Task description »
Copy the records below word for word, starting at the first line and ending with the line that contains "commentary-greek-column (22, 442, 445, 1338)".

━━━ Data records ━━━

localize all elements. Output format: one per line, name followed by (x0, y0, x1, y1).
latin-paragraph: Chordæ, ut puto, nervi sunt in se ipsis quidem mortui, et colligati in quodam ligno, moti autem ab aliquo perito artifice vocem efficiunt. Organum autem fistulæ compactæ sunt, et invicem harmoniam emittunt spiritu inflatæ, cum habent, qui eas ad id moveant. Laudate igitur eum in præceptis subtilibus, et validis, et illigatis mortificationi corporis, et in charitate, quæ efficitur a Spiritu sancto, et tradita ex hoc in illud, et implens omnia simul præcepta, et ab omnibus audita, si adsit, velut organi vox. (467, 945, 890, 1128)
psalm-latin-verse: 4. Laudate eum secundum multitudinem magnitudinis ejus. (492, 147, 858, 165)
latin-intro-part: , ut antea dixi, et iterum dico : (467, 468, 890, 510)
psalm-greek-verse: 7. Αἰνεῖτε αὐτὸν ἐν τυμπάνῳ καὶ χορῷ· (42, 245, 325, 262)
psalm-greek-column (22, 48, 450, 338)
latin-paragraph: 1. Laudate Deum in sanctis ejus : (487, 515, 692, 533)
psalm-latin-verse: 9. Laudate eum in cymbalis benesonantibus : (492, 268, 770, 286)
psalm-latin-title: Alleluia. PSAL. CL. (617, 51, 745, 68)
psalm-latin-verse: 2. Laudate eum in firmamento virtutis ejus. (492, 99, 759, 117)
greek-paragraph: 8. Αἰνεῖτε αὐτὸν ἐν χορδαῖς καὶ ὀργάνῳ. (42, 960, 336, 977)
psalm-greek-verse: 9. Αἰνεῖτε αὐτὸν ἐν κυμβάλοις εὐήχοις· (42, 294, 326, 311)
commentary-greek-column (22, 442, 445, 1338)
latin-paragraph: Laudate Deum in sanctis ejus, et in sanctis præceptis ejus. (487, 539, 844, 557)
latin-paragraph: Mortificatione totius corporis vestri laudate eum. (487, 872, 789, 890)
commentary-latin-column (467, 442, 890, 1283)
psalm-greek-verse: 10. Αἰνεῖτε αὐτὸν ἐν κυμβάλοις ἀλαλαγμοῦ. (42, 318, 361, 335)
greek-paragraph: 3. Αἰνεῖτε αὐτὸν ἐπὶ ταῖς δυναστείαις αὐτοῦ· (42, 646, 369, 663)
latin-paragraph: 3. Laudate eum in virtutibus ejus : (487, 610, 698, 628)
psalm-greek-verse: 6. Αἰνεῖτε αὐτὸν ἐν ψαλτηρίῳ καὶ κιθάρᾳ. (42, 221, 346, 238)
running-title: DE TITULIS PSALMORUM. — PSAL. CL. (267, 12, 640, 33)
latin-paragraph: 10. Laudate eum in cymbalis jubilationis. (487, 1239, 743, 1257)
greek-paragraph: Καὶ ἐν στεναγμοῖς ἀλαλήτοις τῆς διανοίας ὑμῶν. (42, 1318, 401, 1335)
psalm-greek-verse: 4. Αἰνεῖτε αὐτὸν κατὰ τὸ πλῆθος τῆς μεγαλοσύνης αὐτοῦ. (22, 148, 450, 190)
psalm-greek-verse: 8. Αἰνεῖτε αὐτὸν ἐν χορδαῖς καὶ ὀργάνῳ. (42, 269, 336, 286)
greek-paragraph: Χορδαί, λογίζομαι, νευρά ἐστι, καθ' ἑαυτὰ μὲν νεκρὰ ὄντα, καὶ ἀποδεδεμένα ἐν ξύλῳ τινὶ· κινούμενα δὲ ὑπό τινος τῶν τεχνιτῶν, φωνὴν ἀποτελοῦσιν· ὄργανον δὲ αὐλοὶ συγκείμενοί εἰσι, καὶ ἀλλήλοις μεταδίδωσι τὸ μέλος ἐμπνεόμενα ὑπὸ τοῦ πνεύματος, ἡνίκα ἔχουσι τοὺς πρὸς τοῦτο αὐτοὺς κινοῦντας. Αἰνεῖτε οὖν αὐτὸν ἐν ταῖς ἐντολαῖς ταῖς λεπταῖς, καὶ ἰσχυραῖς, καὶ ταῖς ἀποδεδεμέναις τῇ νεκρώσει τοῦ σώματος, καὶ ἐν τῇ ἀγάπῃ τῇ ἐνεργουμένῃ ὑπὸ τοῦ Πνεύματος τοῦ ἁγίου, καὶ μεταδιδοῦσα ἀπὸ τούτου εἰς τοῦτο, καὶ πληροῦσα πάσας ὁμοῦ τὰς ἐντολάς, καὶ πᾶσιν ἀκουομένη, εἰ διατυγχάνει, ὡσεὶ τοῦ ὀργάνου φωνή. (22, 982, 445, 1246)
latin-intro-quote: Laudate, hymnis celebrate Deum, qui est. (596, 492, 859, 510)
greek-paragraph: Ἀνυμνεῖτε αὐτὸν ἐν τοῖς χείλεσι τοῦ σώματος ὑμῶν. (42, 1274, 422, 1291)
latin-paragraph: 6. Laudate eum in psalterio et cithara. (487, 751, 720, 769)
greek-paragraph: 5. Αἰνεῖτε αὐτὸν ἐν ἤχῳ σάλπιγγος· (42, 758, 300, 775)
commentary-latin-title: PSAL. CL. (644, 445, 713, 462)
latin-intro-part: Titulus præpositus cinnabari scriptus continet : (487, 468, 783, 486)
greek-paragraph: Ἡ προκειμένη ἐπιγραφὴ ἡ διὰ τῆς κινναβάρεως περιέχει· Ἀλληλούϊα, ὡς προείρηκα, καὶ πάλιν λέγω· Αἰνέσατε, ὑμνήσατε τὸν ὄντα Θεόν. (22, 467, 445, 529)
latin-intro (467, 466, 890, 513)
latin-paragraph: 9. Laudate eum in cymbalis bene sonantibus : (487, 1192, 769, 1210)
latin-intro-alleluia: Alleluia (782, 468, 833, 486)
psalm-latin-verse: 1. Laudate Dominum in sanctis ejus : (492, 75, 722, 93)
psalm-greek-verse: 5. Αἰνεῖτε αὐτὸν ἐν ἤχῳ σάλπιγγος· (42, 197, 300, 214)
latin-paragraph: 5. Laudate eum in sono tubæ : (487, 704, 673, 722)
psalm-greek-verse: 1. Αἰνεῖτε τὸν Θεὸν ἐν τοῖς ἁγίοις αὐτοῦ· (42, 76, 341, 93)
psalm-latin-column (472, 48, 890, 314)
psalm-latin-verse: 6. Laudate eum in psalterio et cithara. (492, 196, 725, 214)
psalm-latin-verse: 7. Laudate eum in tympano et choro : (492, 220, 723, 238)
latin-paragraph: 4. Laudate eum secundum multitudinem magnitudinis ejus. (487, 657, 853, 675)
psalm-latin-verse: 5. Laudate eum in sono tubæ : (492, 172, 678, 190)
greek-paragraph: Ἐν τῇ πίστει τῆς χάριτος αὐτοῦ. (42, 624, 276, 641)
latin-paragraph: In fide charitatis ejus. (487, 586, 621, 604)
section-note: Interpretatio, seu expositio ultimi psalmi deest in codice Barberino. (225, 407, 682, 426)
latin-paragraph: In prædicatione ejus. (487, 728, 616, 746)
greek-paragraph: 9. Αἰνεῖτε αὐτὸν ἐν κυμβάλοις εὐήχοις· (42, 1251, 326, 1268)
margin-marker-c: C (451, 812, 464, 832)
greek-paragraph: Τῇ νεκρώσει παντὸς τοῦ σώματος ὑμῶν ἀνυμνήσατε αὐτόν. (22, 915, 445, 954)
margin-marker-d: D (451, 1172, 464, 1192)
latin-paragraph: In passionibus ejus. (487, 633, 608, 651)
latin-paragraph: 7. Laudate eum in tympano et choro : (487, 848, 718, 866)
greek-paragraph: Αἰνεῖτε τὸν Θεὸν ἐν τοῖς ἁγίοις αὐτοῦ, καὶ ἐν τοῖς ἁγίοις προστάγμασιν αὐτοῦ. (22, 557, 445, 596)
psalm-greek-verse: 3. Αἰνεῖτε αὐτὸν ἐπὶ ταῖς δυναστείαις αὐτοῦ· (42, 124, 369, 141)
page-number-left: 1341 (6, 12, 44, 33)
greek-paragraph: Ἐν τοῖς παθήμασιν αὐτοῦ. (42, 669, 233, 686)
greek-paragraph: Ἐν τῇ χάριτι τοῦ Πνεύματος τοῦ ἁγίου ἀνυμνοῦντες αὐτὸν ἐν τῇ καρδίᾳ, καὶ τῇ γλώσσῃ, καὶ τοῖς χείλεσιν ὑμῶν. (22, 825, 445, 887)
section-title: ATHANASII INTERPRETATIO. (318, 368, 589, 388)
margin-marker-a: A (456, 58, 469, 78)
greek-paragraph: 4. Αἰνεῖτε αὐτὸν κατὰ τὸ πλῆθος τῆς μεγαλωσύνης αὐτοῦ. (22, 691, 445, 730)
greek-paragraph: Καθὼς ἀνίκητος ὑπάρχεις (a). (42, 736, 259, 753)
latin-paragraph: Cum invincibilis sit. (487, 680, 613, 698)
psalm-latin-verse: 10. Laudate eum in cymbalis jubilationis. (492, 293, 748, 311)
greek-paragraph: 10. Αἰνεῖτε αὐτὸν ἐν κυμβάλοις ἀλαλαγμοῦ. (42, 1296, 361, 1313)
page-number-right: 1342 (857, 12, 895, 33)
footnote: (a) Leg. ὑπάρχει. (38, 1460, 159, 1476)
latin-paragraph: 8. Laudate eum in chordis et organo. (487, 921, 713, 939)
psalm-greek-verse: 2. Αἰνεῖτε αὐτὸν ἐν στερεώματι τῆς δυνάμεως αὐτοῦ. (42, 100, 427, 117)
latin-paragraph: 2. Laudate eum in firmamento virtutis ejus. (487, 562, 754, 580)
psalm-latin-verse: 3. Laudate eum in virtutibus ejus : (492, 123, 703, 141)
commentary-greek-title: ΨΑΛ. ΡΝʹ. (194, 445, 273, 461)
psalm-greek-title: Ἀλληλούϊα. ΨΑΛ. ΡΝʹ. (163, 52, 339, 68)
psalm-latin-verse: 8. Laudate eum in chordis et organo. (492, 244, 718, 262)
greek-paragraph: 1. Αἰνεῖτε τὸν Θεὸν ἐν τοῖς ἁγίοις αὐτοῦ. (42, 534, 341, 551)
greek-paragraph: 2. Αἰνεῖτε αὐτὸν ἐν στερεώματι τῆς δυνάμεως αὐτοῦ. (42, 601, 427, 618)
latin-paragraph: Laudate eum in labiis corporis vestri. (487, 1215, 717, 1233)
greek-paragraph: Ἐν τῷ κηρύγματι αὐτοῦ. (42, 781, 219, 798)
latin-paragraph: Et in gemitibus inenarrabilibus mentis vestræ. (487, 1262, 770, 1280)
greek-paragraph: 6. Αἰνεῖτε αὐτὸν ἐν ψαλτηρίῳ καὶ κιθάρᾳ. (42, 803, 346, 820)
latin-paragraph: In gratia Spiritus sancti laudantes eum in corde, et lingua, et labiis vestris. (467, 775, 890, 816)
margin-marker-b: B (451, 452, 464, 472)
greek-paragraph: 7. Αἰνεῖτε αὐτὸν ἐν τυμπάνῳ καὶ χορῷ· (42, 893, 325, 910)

━━━

Response to this task »
localize all elements. Output format: one per line, name followed by (x0, y0, x1, y1).
latin-paragraph: Chordæ, ut puto, nervi sunt in se ipsis quidem mortui, et colligati in quodam ligno, moti autem ab aliquo perito artifice vocem efficiunt. Organum autem fistulæ compactæ sunt, et invicem harmoniam emittunt spiritu inflatæ, cum habent, qui eas ad id moveant. Laudate igitur eum in præceptis subtilibus, et validis, et illigatis mortificationi corporis, et in charitate, quæ efficitur a Spiritu sancto, et tradita ex hoc in illud, et implens omnia simul præcepta, et ab omnibus audita, si adsit, velut organi vox. (467, 945, 890, 1128)
psalm-latin-verse: 4. Laudate eum secundum multitudinem magnitudinis ejus. (492, 147, 858, 165)
latin-intro-part: , ut antea dixi, et iterum dico : (467, 468, 890, 510)
psalm-greek-verse: 7. Αἰνεῖτε αὐτὸν ἐν τυμπάνῳ καὶ χορῷ· (42, 245, 325, 262)
psalm-greek-column (22, 48, 450, 338)
latin-paragraph: 1. Laudate Deum in sanctis ejus : (487, 515, 692, 533)
psalm-latin-verse: 9. Laudate eum in cymbalis benesonantibus : (492, 268, 770, 286)
psalm-latin-title: Alleluia. PSAL. CL. (617, 51, 745, 68)
psalm-latin-verse: 2. Laudate eum in firmamento virtutis ejus. (492, 99, 759, 117)
greek-paragraph: 8. Αἰνεῖτε αὐτὸν ἐν χορδαῖς καὶ ὀργάνῳ. (42, 960, 336, 977)
psalm-greek-verse: 9. Αἰνεῖτε αὐτὸν ἐν κυμβάλοις εὐήχοις· (42, 294, 326, 311)
commentary-greek-column (22, 442, 445, 1338)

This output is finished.